--- Metin parçası ---
Yetmişlerin başında Marx ve Marksizmle ilgilenmeye başladıktan kısa bir süre sonra Marksistlerin iyi birer coğrafyacı olmalarına katkı sunmanın görevimin bir parçası olduğunu gördüm. O günden beri yaptığım espride dile getirdiğim biçimiyle, Marksist görüşleri coğrafyaya taşımak, Marksistlerin coğrafyayla alakalı soruları ciddiye almalarını sağlamaktan daha kolay. “Marksist görüşleri coğrafya alanına taşımak” derken, mekân, yer inşası ve çevre gibi konu başlıklarını alıp, onları Marx’ın kavradığı biçimiyle “sermayenin hareket yasaları”na dair genel anlayışa yedirmeyi kastediyorum.
---
== Yazılı talep A ==
Metin parçasında Marx'ın "sermayenin hareket yasaları" anlayışına yedirilmesi kastedilen konu başlıkları olarak hangileri sayılıyor? Hepsini listeleyin.
--- Kayıtlı satırlar ---
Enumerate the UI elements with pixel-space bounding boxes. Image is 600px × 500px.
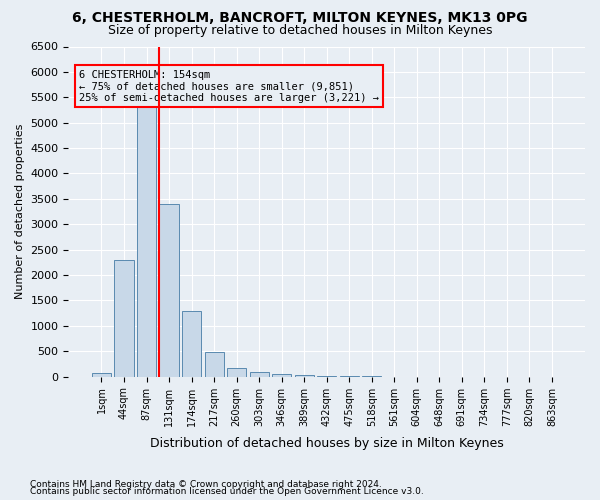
Bar (160, 204, 179, 376)
Text: 6 CHESTERHOLM: 154sqm
← 75% of detached houses are smaller (9,851)
25% of semi-d: 6 CHESTERHOLM: 154sqm ← 75% of detached … (79, 70, 379, 103)
Bar (227, 368, 246, 376)
Bar (272, 374, 291, 376)
Text: Contains HM Land Registry data © Crown copyright and database right 2024.: Contains HM Land Registry data © Crown c… (30, 480, 382, 489)
Bar (205, 352, 224, 376)
Text: 6, CHESTERHOLM, BANCROFT, MILTON KEYNES, MK13 0PG: 6, CHESTERHOLM, BANCROFT, MILTON KEYNES,… (72, 11, 528, 25)
Bar (137, 100, 156, 376)
Text: Size of property relative to detached houses in Milton Keynes: Size of property relative to detached ho… (108, 24, 492, 37)
Bar (92, 373, 111, 376)
Text: Contains public sector information licensed under the Open Government Licence v3: Contains public sector information licen… (30, 487, 424, 496)
X-axis label: Distribution of detached houses by size in Milton Keynes: Distribution of detached houses by size … (150, 437, 503, 450)
Bar (250, 372, 269, 376)
Bar (295, 374, 314, 376)
Bar (115, 260, 134, 376)
Y-axis label: Number of detached properties: Number of detached properties (15, 124, 25, 300)
Bar (182, 310, 201, 376)
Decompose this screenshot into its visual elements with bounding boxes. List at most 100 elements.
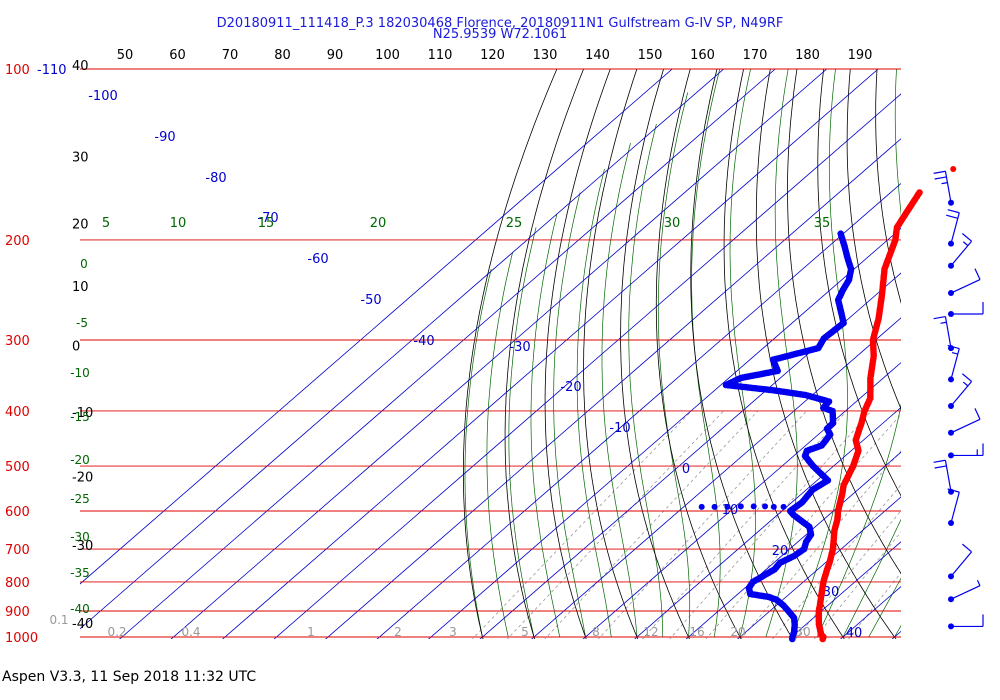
wind-barb bbox=[947, 488, 960, 527]
isotherm-line bbox=[981, 43, 1000, 651]
dry-adiabat bbox=[875, 69, 901, 305]
wind-barb bbox=[948, 373, 973, 409]
mixing-ratio-lines bbox=[471, 410, 901, 639]
dewpoint-point bbox=[711, 503, 718, 510]
moist-adiabat bbox=[816, 69, 901, 638]
mixing-ratio-label: 16 bbox=[689, 625, 704, 639]
isotherm-label: -80 bbox=[205, 171, 226, 186]
isotherm-line bbox=[685, 451, 901, 639]
isotherm-line bbox=[582, 362, 901, 639]
temperature-point bbox=[950, 166, 957, 173]
mixing-ratio-label: 12 bbox=[643, 625, 658, 639]
dry-adiabat bbox=[903, 56, 1000, 651]
dewpoint-point bbox=[762, 503, 769, 510]
isotherm-label: -90 bbox=[154, 130, 175, 145]
mixing-ratio-line bbox=[471, 410, 692, 639]
moist-adiabat-label: -40 bbox=[70, 602, 90, 616]
moist-adiabat-label: -35 bbox=[70, 566, 90, 580]
pressure-label: 700 bbox=[5, 543, 30, 558]
moist-adiabat bbox=[530, 213, 561, 638]
moist-adiabat-label: 10 bbox=[170, 216, 187, 231]
theta-top-label: 100 bbox=[375, 48, 400, 63]
temperature-point bbox=[916, 189, 923, 196]
wind-barb bbox=[948, 233, 973, 269]
theta-top-label: 170 bbox=[743, 48, 768, 63]
wind-barb bbox=[948, 543, 973, 580]
temperature-profile bbox=[815, 166, 957, 643]
wind-barb bbox=[948, 580, 981, 603]
mixing-ratio-label: 0.4 bbox=[181, 625, 200, 639]
isotherm-line bbox=[634, 406, 901, 639]
moist-adiabat bbox=[691, 69, 721, 638]
mixing-ratio-line bbox=[705, 413, 901, 639]
moist-adiabat-label: 25 bbox=[506, 216, 523, 231]
dry-adiabat bbox=[787, 69, 901, 575]
wind-barb bbox=[948, 443, 984, 459]
wind-barb bbox=[948, 302, 984, 318]
dry-adiabats bbox=[463, 56, 1000, 651]
mixing-ratio-label: 30 bbox=[795, 625, 810, 639]
moist-adiabat-label: 30 bbox=[664, 216, 681, 231]
theta-left-label: 0 bbox=[72, 340, 80, 355]
dewpoint-point bbox=[698, 503, 705, 510]
theta-top-label: 80 bbox=[274, 48, 291, 63]
dewpoint-point bbox=[780, 503, 787, 510]
isotherm-line bbox=[788, 541, 901, 639]
theta-top-label: 190 bbox=[848, 48, 873, 63]
dry-adiabat bbox=[583, 69, 639, 639]
isotherms bbox=[80, 43, 1000, 651]
mixing-ratio-label: 3 bbox=[449, 625, 457, 639]
dry-adiabat bbox=[846, 69, 901, 410]
mixing-ratio-line bbox=[544, 410, 759, 639]
pressure-label: 500 bbox=[5, 460, 30, 475]
chart-title-line2: N25.9539 W72.1061 bbox=[432, 27, 568, 42]
dewpoint-point bbox=[837, 230, 844, 237]
mixing-ratio-label: 0.1 bbox=[49, 613, 68, 627]
dry-adiabat bbox=[983, 56, 1000, 651]
moist-adiabat bbox=[508, 227, 537, 638]
isotherm-label: -110 bbox=[37, 63, 67, 78]
moist-adiabats bbox=[464, 69, 901, 638]
isotherm-label: -60 bbox=[307, 252, 328, 267]
dewpoint-point bbox=[737, 503, 744, 510]
pressure-label: 100 bbox=[5, 63, 30, 78]
isotherm-line bbox=[170, 69, 828, 639]
moist-adiabat-label: -30 bbox=[70, 530, 90, 544]
isotherm-line bbox=[376, 182, 901, 639]
isotherm-line bbox=[428, 227, 901, 639]
theta-top-label: 70 bbox=[222, 48, 239, 63]
mixing-ratio-line bbox=[506, 410, 724, 639]
pressure-label: 600 bbox=[5, 505, 30, 520]
moist-adiabat-label: 15 bbox=[258, 216, 275, 231]
isotherm-line bbox=[222, 69, 879, 639]
wind-barb bbox=[948, 268, 981, 297]
isotherm-label: -70 bbox=[257, 211, 278, 226]
dewpoint-point bbox=[750, 503, 757, 510]
wind-barb bbox=[947, 344, 960, 383]
moist-adiabat bbox=[729, 69, 756, 638]
isotherm-line bbox=[479, 272, 901, 639]
theta-left-label: -10 bbox=[72, 406, 93, 421]
mixing-ratio-label: 8 bbox=[592, 625, 600, 639]
moist-adiabat bbox=[576, 168, 612, 638]
theta-top-label: 140 bbox=[585, 48, 610, 63]
theta-top-label: 120 bbox=[480, 48, 505, 63]
wind-barb bbox=[933, 170, 954, 206]
wind-barbs bbox=[933, 170, 984, 630]
theta-left-label: 30 bbox=[72, 151, 89, 166]
theta-top-label: 60 bbox=[169, 48, 186, 63]
dewpoint-point bbox=[770, 503, 777, 510]
isotherm-line bbox=[737, 496, 901, 639]
pressure-label: 1000 bbox=[5, 631, 38, 646]
isotherm-label: -30 bbox=[509, 340, 530, 355]
isotherm-label: 0 bbox=[682, 462, 690, 477]
wind-barb bbox=[948, 614, 984, 630]
theta-left-label: 20 bbox=[72, 217, 89, 232]
mixing-ratio-line bbox=[669, 410, 872, 639]
theta-left-label: 10 bbox=[72, 280, 89, 295]
moist-adiabat bbox=[868, 577, 901, 638]
isobars bbox=[80, 68, 901, 638]
wind-barb bbox=[933, 315, 954, 352]
isotherm-label: 30 bbox=[823, 585, 840, 600]
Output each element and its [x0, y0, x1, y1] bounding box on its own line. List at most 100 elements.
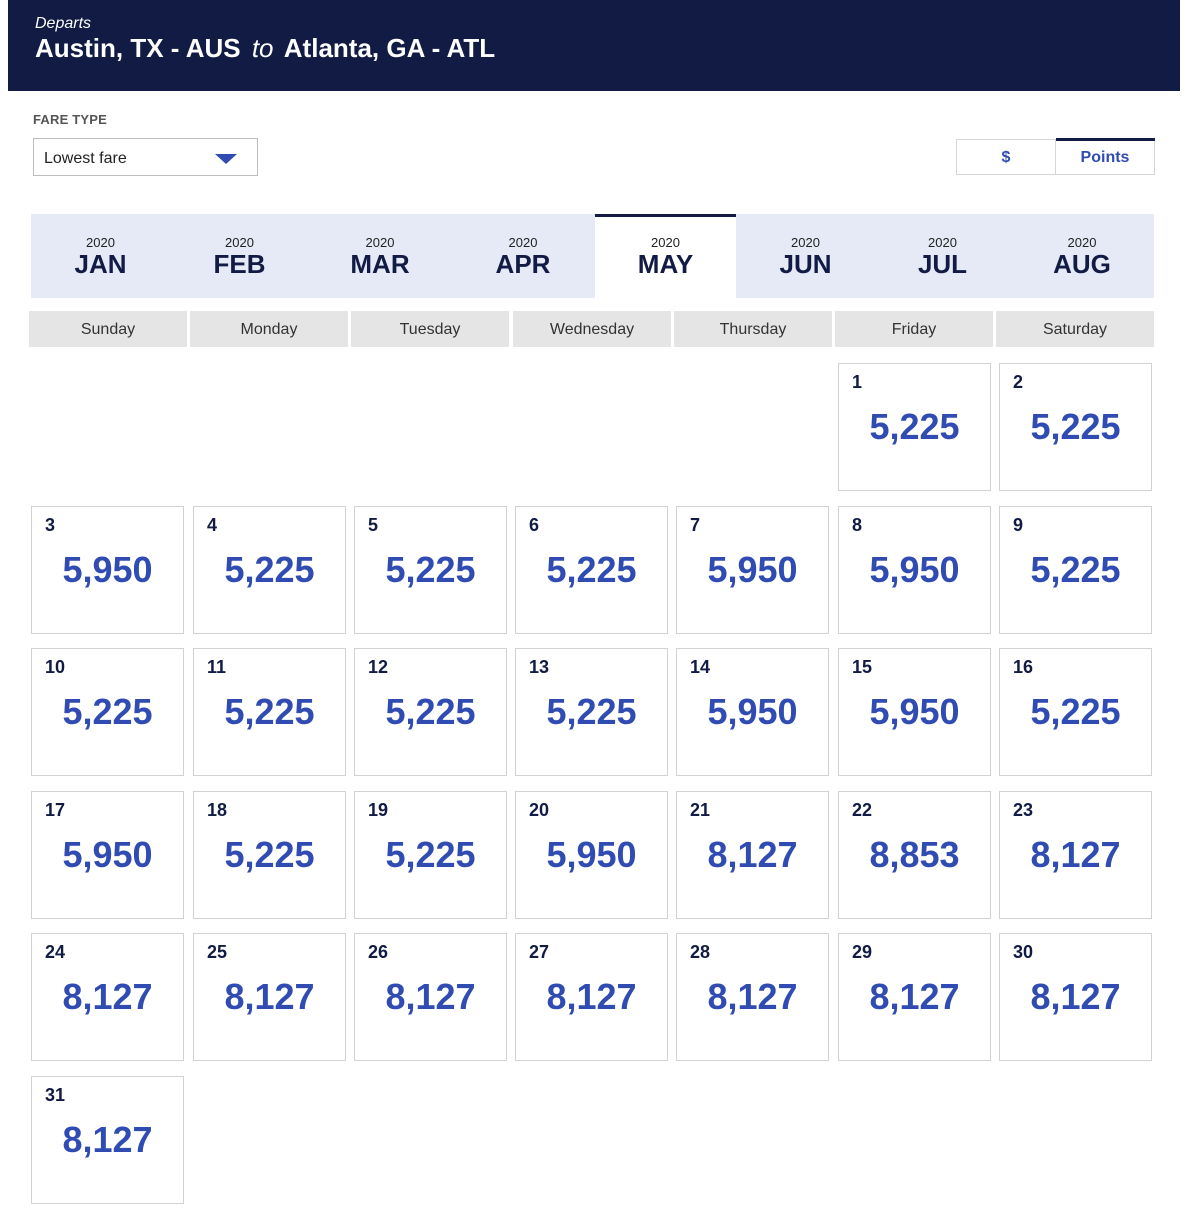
day-number: 4 — [207, 515, 218, 535]
tab-jul[interactable]: 2020 JUL — [875, 214, 1010, 298]
destination-city: Atlanta, GA - ATL — [283, 33, 496, 63]
calendar-day-cell[interactable]: 14 5,950 — [676, 648, 829, 776]
calendar-day-cell[interactable]: 28 8,127 — [676, 933, 829, 1061]
day-number: 12 — [368, 657, 389, 677]
departs-label: Departs — [35, 15, 92, 32]
fare-price: 5,225 — [62, 691, 153, 732]
month-year: 2020 — [928, 235, 957, 250]
calendar-day-cell[interactable]: 16 5,225 — [999, 648, 1152, 776]
tab-jun[interactable]: 2020 JUN — [736, 214, 875, 298]
fare-price: 8,127 — [224, 976, 315, 1017]
fare-price: 5,950 — [707, 549, 798, 590]
day-number: 20 — [529, 800, 550, 820]
month-year: 2020 — [225, 235, 254, 250]
calendar-day-cell[interactable]: 30 8,127 — [999, 933, 1152, 1061]
weekday-header: Thursday — [674, 311, 832, 347]
fare-price: 5,225 — [1030, 406, 1121, 447]
calendar-day-cell[interactable]: 15 5,950 — [838, 648, 991, 776]
fare-price: 5,225 — [224, 691, 315, 732]
calendar-day-cell[interactable]: 9 5,225 — [999, 506, 1152, 634]
weekday-header: Friday — [835, 311, 993, 347]
weekday-header: Monday — [190, 311, 348, 347]
fare-price: 5,225 — [869, 406, 960, 447]
month-name: MAY — [637, 249, 694, 279]
calendar-day-cell[interactable]: 24 8,127 — [31, 933, 184, 1061]
fare-price: 5,225 — [1030, 549, 1121, 590]
month-year: 2020 — [651, 235, 680, 250]
tab-feb[interactable]: 2020 FEB — [170, 214, 309, 298]
calendar-day-cell[interactable]: 18 5,225 — [193, 791, 346, 919]
day-number: 14 — [690, 657, 711, 677]
day-number: 16 — [1013, 657, 1034, 677]
calendar-day-cell[interactable]: 5 5,225 — [354, 506, 507, 634]
day-number: 23 — [1013, 800, 1034, 820]
fare-price: 5,225 — [546, 549, 637, 590]
month-name: FEB — [213, 249, 266, 279]
tab-jan[interactable]: 2020 JAN — [31, 214, 170, 298]
calendar-day-cell[interactable]: 10 5,225 — [31, 648, 184, 776]
currency-toggle: $ Points — [956, 138, 1155, 175]
tab-may[interactable]: 2020 MAY — [595, 214, 736, 300]
month-name: AUG — [1053, 249, 1111, 279]
calendar-day-cell[interactable]: 2 5,225 — [999, 363, 1152, 491]
fare-price: 5,950 — [62, 834, 153, 875]
month-year: 2020 — [365, 235, 395, 250]
calendar-day-cell[interactable]: 20 5,950 — [515, 791, 668, 919]
day-number: 8 — [852, 515, 863, 535]
day-number: 27 — [529, 942, 550, 962]
day-number: 2 — [1013, 372, 1024, 392]
weekday-header: Saturday — [996, 311, 1154, 347]
calendar-day-cell[interactable]: 4 5,225 — [193, 506, 346, 634]
fare-price: 8,127 — [546, 976, 637, 1017]
day-number: 5 — [368, 515, 379, 535]
fare-price: 8,853 — [869, 834, 960, 875]
fare-price: 8,127 — [62, 976, 153, 1017]
weekday-header: Sunday — [29, 311, 187, 347]
dollar-toggle-button[interactable]: $ — [957, 140, 1056, 174]
fare-type-dropdown[interactable]: Lowest fare — [33, 138, 258, 176]
calendar-day-cell[interactable]: 25 8,127 — [193, 933, 346, 1061]
calendar-day-cell[interactable]: 17 5,950 — [31, 791, 184, 919]
day-number: 11 — [207, 657, 227, 677]
month-name: JAN — [74, 249, 127, 279]
fare-price: 8,127 — [869, 976, 960, 1017]
chevron-down-icon — [215, 154, 237, 164]
month-year: 2020 — [791, 235, 820, 250]
calendar-day-cell[interactable]: 13 5,225 — [515, 648, 668, 776]
weekday-header: Tuesday — [351, 311, 509, 347]
calendar-day-cell[interactable]: 21 8,127 — [676, 791, 829, 919]
calendar-day-cell[interactable]: 26 8,127 — [354, 933, 507, 1061]
calendar-day-cell[interactable]: 11 5,225 — [193, 648, 346, 776]
fare-type-label: FARE TYPE — [33, 112, 108, 127]
day-number: 17 — [45, 800, 66, 820]
day-number: 30 — [1013, 942, 1034, 962]
calendar-day-cell[interactable]: 27 8,127 — [515, 933, 668, 1061]
day-number: 6 — [529, 515, 540, 535]
calendar-day-cell[interactable]: 1 5,225 — [838, 363, 991, 491]
calendar-day-cell[interactable]: 23 8,127 — [999, 791, 1152, 919]
day-number: 24 — [45, 942, 66, 962]
tab-apr[interactable]: 2020 APR — [451, 214, 595, 298]
fare-price: 5,225 — [224, 834, 315, 875]
calendar-day-cell[interactable]: 22 8,853 — [838, 791, 991, 919]
fare-price: 5,950 — [869, 691, 960, 732]
route-header: Departs Austin, TX - AUS to Atlanta, GA … — [8, 0, 1180, 91]
tab-mar[interactable]: 2020 MAR — [309, 214, 451, 298]
calendar-day-cell[interactable]: 12 5,225 — [354, 648, 507, 776]
fare-price: 5,225 — [385, 691, 476, 732]
calendar-day-cell[interactable]: 6 5,225 — [515, 506, 668, 634]
day-number: 15 — [852, 657, 873, 677]
fare-price: 5,225 — [385, 834, 476, 875]
calendar-day-cell[interactable]: 8 5,950 — [838, 506, 991, 634]
calendar-day-cell[interactable]: 19 5,225 — [354, 791, 507, 919]
calendar-day-cell[interactable]: 29 8,127 — [838, 933, 991, 1061]
points-toggle-button[interactable]: Points — [1056, 138, 1155, 174]
month-name: MAR — [350, 249, 410, 279]
tab-aug[interactable]: 2020 AUG — [1010, 214, 1154, 298]
month-year: 2020 — [86, 235, 115, 250]
calendar-day-cell[interactable]: 31 8,127 — [31, 1076, 184, 1204]
calendar-day-cell[interactable]: 7 5,950 — [676, 506, 829, 634]
weekday-header: Wednesday — [513, 311, 671, 347]
fare-price: 5,225 — [546, 691, 637, 732]
calendar-day-cell[interactable]: 3 5,950 — [31, 506, 184, 634]
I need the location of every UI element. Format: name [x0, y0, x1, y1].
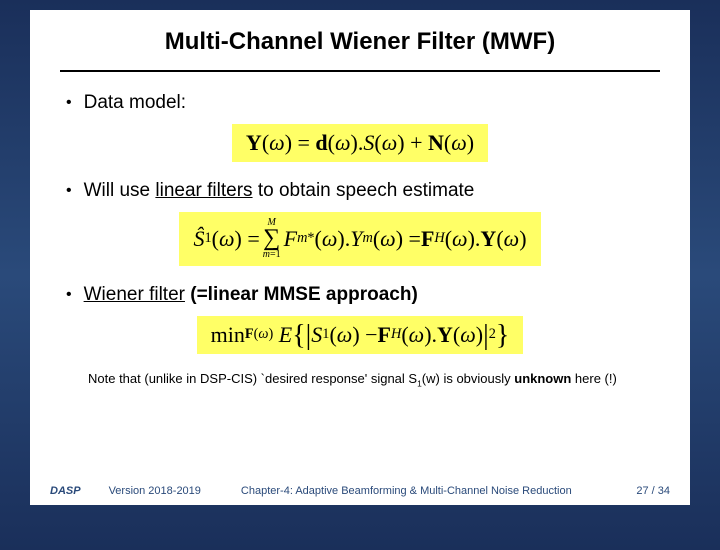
- bullet-dot-icon: •: [66, 90, 72, 116]
- slide: Multi-Channel Wiener Filter (MWF) • Data…: [30, 10, 690, 505]
- equation-1: Y(ω) = d(ω).S(ω) + N(ω): [232, 124, 488, 162]
- bullet-dot-icon: •: [66, 282, 72, 308]
- bullet-text: Data model:: [84, 90, 186, 116]
- page-title: Multi-Channel Wiener Filter (MWF): [60, 28, 660, 56]
- equation-3: minF(ω) E{|S1(ω) − FH(ω).Y(ω)|2}: [197, 316, 524, 354]
- title-divider: [60, 70, 660, 72]
- bullet-text: Will use linear filters to obtain speech…: [84, 178, 475, 204]
- bullet-text: Wiener filter (=linear MMSE approach): [84, 282, 418, 308]
- sigma-icon: M ∑ m=1: [263, 218, 281, 260]
- bullet-data-model: • Data model:: [60, 90, 660, 116]
- bullet-wiener-filter: • Wiener filter (=linear MMSE approach): [60, 282, 660, 308]
- equation-2-wrap: Ŝ1(ω) = M ∑ m=1 Fm*(ω).Ym(ω) = FH(ω).Y(ω…: [60, 212, 660, 266]
- footer-chapter: Chapter-4: Adaptive Beamforming & Multi-…: [241, 485, 636, 497]
- footer-brand: DASP: [50, 485, 81, 497]
- equation-3-wrap: minF(ω) E{|S1(ω) − FH(ω).Y(ω)|2}: [60, 316, 660, 354]
- equation-1-wrap: Y(ω) = d(ω).S(ω) + N(ω): [60, 124, 660, 162]
- footnote: Note that (unlike in DSP-CIS) `desired r…: [88, 370, 660, 390]
- equation-2: Ŝ1(ω) = M ∑ m=1 Fm*(ω).Ym(ω) = FH(ω).Y(ω…: [179, 212, 540, 266]
- footer-page: 27 / 34: [636, 485, 670, 497]
- bullet-dot-icon: •: [66, 178, 72, 204]
- footer: DASP Version 2018-2019 Chapter-4: Adapti…: [30, 485, 690, 497]
- footer-version: Version 2018-2019: [109, 485, 201, 497]
- bullet-linear-filters: • Will use linear filters to obtain spee…: [60, 178, 660, 204]
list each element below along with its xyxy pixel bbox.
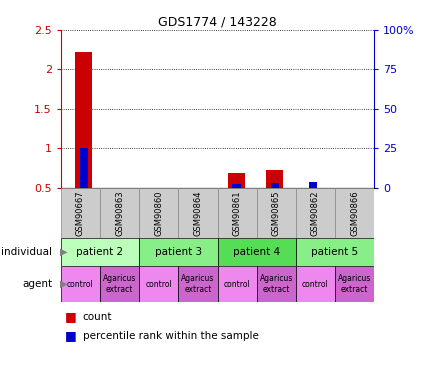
---
== Yazılı talep B ==
Kayıtlarda "- bullet-dot-icon: •: [66, 90, 72, 116]" bulunan satırdan başlayıp "- bullet-text: Will" bulunan satırda bitecek şekilde, aradaki satırlarla birlikte yalnızca bu satırları birebir aktarın.

== Görev yanıtı A ==
mekân, yer inşası, çevre

== Görev yanıtı B ==
- bullet-dot-icon: •: [66, 90, 72, 116]
- slide: Multi-Channel Wiener Filter (MWF) • Data…: [30, 10, 690, 505]
- equation-1: Y(ω) = d(ω).S(ω) + N(ω): [232, 124, 488, 162]
- bullet-dot-icon: •: [66, 282, 72, 308]
- bullet-text: Data model:: [84, 90, 186, 116]
- page-title: Multi-Channel Wiener Filter (MWF): [60, 28, 660, 56]
- equation-3: minF(ω) E{|S1(ω) − FH(ω).Y(ω)|2}: [197, 316, 524, 354]
- title-divider: [60, 70, 660, 72]
- bullet-text: Will use linear filters to obtain speech…: [84, 178, 475, 204]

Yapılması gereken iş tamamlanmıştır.